═════ Items

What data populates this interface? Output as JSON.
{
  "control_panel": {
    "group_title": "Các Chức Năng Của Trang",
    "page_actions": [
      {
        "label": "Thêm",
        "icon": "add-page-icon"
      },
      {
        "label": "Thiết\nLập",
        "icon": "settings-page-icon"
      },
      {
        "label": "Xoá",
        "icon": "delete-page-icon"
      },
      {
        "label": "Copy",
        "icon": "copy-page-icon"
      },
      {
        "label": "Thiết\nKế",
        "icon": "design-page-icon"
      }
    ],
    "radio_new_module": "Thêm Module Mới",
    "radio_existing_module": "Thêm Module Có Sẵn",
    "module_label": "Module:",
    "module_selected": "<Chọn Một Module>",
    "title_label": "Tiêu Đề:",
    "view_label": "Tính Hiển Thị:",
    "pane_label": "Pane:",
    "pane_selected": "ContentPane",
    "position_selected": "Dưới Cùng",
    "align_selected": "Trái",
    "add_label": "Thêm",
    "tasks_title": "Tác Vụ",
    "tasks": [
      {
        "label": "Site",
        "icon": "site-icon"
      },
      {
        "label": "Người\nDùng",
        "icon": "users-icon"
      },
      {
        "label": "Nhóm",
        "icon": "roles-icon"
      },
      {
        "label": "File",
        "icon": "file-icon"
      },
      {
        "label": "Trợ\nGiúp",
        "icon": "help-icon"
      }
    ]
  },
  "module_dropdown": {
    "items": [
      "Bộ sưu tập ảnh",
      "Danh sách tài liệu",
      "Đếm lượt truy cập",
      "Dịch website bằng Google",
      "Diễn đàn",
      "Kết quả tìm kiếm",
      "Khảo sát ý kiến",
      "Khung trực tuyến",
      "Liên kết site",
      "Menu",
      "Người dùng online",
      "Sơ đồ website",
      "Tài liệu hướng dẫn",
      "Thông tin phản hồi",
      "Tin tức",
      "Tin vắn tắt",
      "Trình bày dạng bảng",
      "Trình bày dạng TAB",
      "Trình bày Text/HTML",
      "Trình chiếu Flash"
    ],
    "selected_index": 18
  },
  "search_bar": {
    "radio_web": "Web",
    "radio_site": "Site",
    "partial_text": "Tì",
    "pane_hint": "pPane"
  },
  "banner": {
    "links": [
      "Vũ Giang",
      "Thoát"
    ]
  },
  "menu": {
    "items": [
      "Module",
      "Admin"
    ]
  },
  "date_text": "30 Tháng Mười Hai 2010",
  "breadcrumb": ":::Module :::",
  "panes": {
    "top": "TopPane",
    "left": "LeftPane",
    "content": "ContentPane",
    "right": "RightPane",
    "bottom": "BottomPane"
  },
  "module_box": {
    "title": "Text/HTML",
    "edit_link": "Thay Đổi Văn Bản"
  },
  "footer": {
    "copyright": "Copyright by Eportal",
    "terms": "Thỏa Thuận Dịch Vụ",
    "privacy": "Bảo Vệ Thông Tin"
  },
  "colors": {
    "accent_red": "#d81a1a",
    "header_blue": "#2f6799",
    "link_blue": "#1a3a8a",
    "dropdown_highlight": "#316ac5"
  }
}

══════════

**What you are asked to do**
Output the whole listing above again, word for word.

**In response**
What data populates this interface? Output as JSON.
{
  "control_panel": {
    "group_title": "Các Chức Năng Của Trang",
    "page_actions": [
      {
        "label": "Thêm",
        "icon": "add-page-icon"
      },
      {
        "label": "Thiết\nLập",
        "icon": "settings-page-icon"
      },
      {
        "label": "Xoá",
        "icon": "delete-page-icon"
      },
      {
        "label": "Copy",
        "icon": "copy-page-icon"
      },
      {
        "label": "Thiết\nKế",
        "icon": "design-page-icon"
      }
    ],
    "radio_new_module": "Thêm Module Mới",
    "radio_existing_module": "Thêm Module Có Sẵn",
    "module_label": "Module:",
    "module_selected": "<Chọn Một Module>",
    "title_label": "Tiêu Đề:",
    "view_label": "Tính Hiển Thị:",
    "pane_label": "Pane:",
    "pane_selected": "ContentPane",
    "position_selected": "Dưới Cùng",
    "align_selected": "Trái",
    "add_label": "Thêm",
    "tasks_title": "Tác Vụ",
    "tasks": [
      {
        "label": "Site",
        "icon": "site-icon"
      },
      {
        "label": "Người\nDùng",
        "icon": "users-icon"
      },
      {
        "label": "Nhóm",
        "icon": "roles-icon"
      },
      {
        "label": "File",
        "icon": "file-icon"
      },
      {
        "label": "Trợ\nGiúp",
        "icon": "help-icon"
      }
    ]
  },
  "module_dropdown": {
    "items": [
      "Bộ sưu tập ảnh",
      "Danh sách tài liệu",
      "Đếm lượt truy cập",
      "Dịch website bằng Google",
      "Diễn đàn",
      "Kết quả tìm kiếm",
      "Khảo sát ý kiến",
      "Khung trực tuyến",
      "Liên kết site",
      "Menu",
      "Người dùng online",
      "Sơ đồ website",
      "Tài liệu hướng dẫn",
      "Thông tin phản hồi",
      "Tin tức",
      "Tin vắn tắt",
      "Trình bày dạng bảng",
      "Trình bày dạng TAB",
      "Trình bày Text/HTML",
      "Trình chiếu Flash"
    ],
    "selected_index": 18
  },
  "search_bar": {
    "radio_web": "Web",
    "radio_site": "Site",
    "partial_text": "Tì",
    "pane_hint": "pPane"
  },
  "banner": {
    "links": [
      "Vũ Giang",
      "Thoát"
    ]
  },
  "menu": {
    "items": [
      "Module",
      "Admin"
    ]
  },
  "date_text": "30 Tháng Mười Hai 2010",
  "breadcrumb": ":::Module :::",
  "panes": {
    "top": "TopPane",
    "left": "LeftPane",
    "content": "ContentPane",
    "right": "RightPane",
    "bottom": "BottomPane"
  },
  "module_box": {
    "title": "Text/HTML",
    "edit_link": "Thay Đổi Văn Bản"
  },
  "footer": {
    "copyright": "Copyright by Eportal",
    "terms": "Thỏa Thuận Dịch Vụ",
    "privacy": "Bảo Vệ Thông Tin"
  },
  "colors": {
    "accent_red": "#d81a1a",
    "header_blue": "#2f6799",
    "link_blue": "#1a3a8a",
    "dropdown_highlight": "#316ac5"
  }
}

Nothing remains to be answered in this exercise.